◆ **Exercise**: Output all entries verbatim. Skip pictures.

[Dataset listings of figures]
-- BEGIN --
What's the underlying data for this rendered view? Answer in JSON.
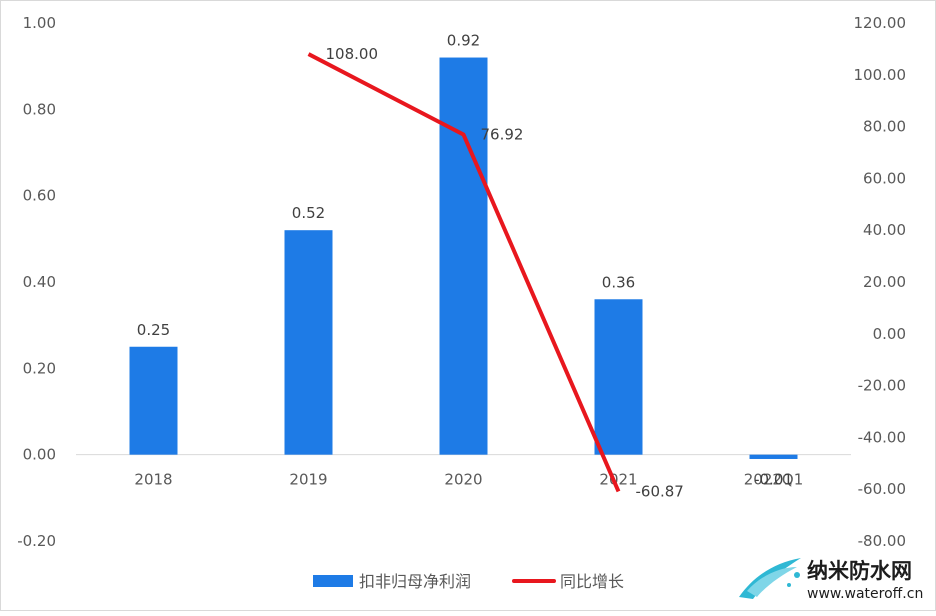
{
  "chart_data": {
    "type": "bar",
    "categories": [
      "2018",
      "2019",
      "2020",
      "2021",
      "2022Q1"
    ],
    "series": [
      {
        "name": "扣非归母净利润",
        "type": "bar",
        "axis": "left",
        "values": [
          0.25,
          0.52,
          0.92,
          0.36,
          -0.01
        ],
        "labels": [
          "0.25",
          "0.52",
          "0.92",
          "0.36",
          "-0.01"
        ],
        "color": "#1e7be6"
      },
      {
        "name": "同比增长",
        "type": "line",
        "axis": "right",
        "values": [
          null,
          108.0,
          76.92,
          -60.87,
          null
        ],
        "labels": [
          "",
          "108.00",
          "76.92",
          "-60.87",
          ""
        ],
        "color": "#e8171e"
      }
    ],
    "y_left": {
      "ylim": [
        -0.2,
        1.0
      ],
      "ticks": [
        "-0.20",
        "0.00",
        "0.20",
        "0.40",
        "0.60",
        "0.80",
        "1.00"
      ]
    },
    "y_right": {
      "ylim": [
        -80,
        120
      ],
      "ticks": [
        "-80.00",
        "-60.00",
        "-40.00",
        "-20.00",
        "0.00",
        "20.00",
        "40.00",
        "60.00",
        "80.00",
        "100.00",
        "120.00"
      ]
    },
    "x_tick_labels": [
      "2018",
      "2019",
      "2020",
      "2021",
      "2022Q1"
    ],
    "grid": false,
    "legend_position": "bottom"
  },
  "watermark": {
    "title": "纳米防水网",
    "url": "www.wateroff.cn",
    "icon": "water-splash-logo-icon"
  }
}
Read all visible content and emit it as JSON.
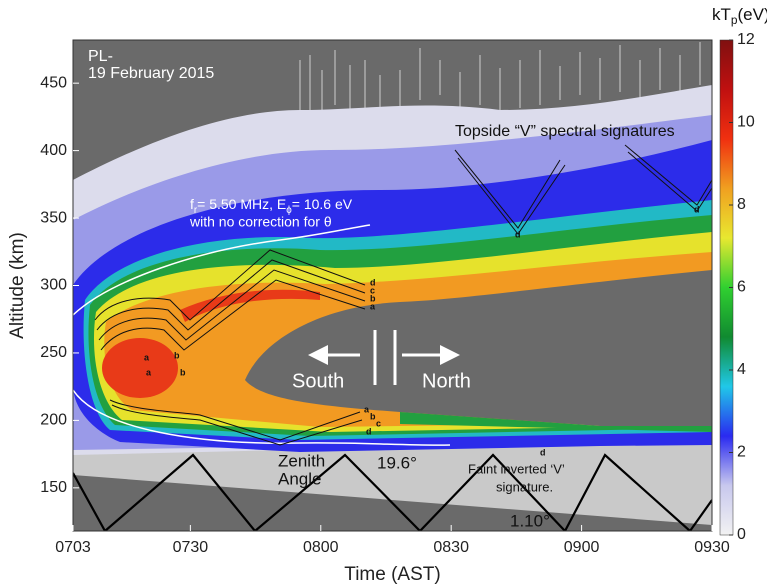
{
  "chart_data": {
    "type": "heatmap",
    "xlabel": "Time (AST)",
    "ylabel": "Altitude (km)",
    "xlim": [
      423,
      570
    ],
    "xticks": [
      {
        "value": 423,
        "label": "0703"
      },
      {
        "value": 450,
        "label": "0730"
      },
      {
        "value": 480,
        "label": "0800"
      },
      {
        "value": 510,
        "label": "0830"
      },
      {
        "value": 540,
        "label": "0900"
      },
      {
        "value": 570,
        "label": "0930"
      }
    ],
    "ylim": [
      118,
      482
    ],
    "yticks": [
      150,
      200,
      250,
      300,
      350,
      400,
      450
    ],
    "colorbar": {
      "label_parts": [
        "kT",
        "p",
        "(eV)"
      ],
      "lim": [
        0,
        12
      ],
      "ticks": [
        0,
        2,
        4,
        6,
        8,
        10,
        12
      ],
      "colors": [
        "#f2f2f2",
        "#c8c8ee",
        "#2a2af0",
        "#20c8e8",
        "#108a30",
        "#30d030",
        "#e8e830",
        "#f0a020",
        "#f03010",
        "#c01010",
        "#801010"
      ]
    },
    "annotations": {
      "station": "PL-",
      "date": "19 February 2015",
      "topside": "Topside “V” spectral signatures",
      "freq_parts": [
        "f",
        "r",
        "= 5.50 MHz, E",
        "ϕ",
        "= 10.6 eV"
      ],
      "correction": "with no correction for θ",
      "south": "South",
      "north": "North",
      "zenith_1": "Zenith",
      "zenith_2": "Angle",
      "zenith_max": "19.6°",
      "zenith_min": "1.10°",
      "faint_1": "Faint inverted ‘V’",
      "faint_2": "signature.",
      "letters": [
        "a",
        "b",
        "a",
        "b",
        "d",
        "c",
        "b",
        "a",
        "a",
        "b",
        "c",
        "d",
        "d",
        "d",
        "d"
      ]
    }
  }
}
-- END --
◆ **Full response**:
What's the underlying data for this rendered view? Answer in JSON.
{
  "chart_data": {
    "type": "bar",
    "categories": [
      "2018",
      "2019",
      "2020",
      "2021",
      "2022Q1"
    ],
    "series": [
      {
        "name": "扣非归母净利润",
        "type": "bar",
        "axis": "left",
        "values": [
          0.25,
          0.52,
          0.92,
          0.36,
          -0.01
        ],
        "labels": [
          "0.25",
          "0.52",
          "0.92",
          "0.36",
          "-0.01"
        ],
        "color": "#1e7be6"
      },
      {
        "name": "同比增长",
        "type": "line",
        "axis": "right",
        "values": [
          null,
          108.0,
          76.92,
          -60.87,
          null
        ],
        "labels": [
          "",
          "108.00",
          "76.92",
          "-60.87",
          ""
        ],
        "color": "#e8171e"
      }
    ],
    "y_left": {
      "ylim": [
        -0.2,
        1.0
      ],
      "ticks": [
        "-0.20",
        "0.00",
        "0.20",
        "0.40",
        "0.60",
        "0.80",
        "1.00"
      ]
    },
    "y_right": {
      "ylim": [
        -80,
        120
      ],
      "ticks": [
        "-80.00",
        "-60.00",
        "-40.00",
        "-20.00",
        "0.00",
        "20.00",
        "40.00",
        "60.00",
        "80.00",
        "100.00",
        "120.00"
      ]
    },
    "x_tick_labels": [
      "2018",
      "2019",
      "2020",
      "2021",
      "2022Q1"
    ],
    "grid": false,
    "legend_position": "bottom"
  },
  "watermark": {
    "title": "纳米防水网",
    "url": "www.wateroff.cn",
    "icon": "water-splash-logo-icon"
  }
}
Read all visible content and emit it as JSON.
{
  "chart_data": {
    "type": "heatmap",
    "xlabel": "Time (AST)",
    "ylabel": "Altitude (km)",
    "xlim": [
      423,
      570
    ],
    "xticks": [
      {
        "value": 423,
        "label": "0703"
      },
      {
        "value": 450,
        "label": "0730"
      },
      {
        "value": 480,
        "label": "0800"
      },
      {
        "value": 510,
        "label": "0830"
      },
      {
        "value": 540,
        "label": "0900"
      },
      {
        "value": 570,
        "label": "0930"
      }
    ],
    "ylim": [
      118,
      482
    ],
    "yticks": [
      150,
      200,
      250,
      300,
      350,
      400,
      450
    ],
    "colorbar": {
      "label_parts": [
        "kT",
        "p",
        "(eV)"
      ],
      "lim": [
        0,
        12
      ],
      "ticks": [
        0,
        2,
        4,
        6,
        8,
        10,
        12
      ],
      "colors": [
        "#f2f2f2",
        "#c8c8ee",
        "#2a2af0",
        "#20c8e8",
        "#108a30",
        "#30d030",
        "#e8e830",
        "#f0a020",
        "#f03010",
        "#c01010",
        "#801010"
      ]
    },
    "annotations": {
      "station": "PL-",
      "date": "19 February 2015",
      "topside": "Topside “V” spectral signatures",
      "freq_parts": [
        "f",
        "r",
        "= 5.50 MHz, E",
        "ϕ",
        "= 10.6 eV"
      ],
      "correction": "with no correction for θ",
      "south": "South",
      "north": "North",
      "zenith_1": "Zenith",
      "zenith_2": "Angle",
      "zenith_max": "19.6°",
      "zenith_min": "1.10°",
      "faint_1": "Faint inverted ‘V’",
      "faint_2": "signature.",
      "letters": [
        "a",
        "b",
        "a",
        "b",
        "d",
        "c",
        "b",
        "a",
        "a",
        "b",
        "c",
        "d",
        "d",
        "d",
        "d"
      ]
    }
  }
}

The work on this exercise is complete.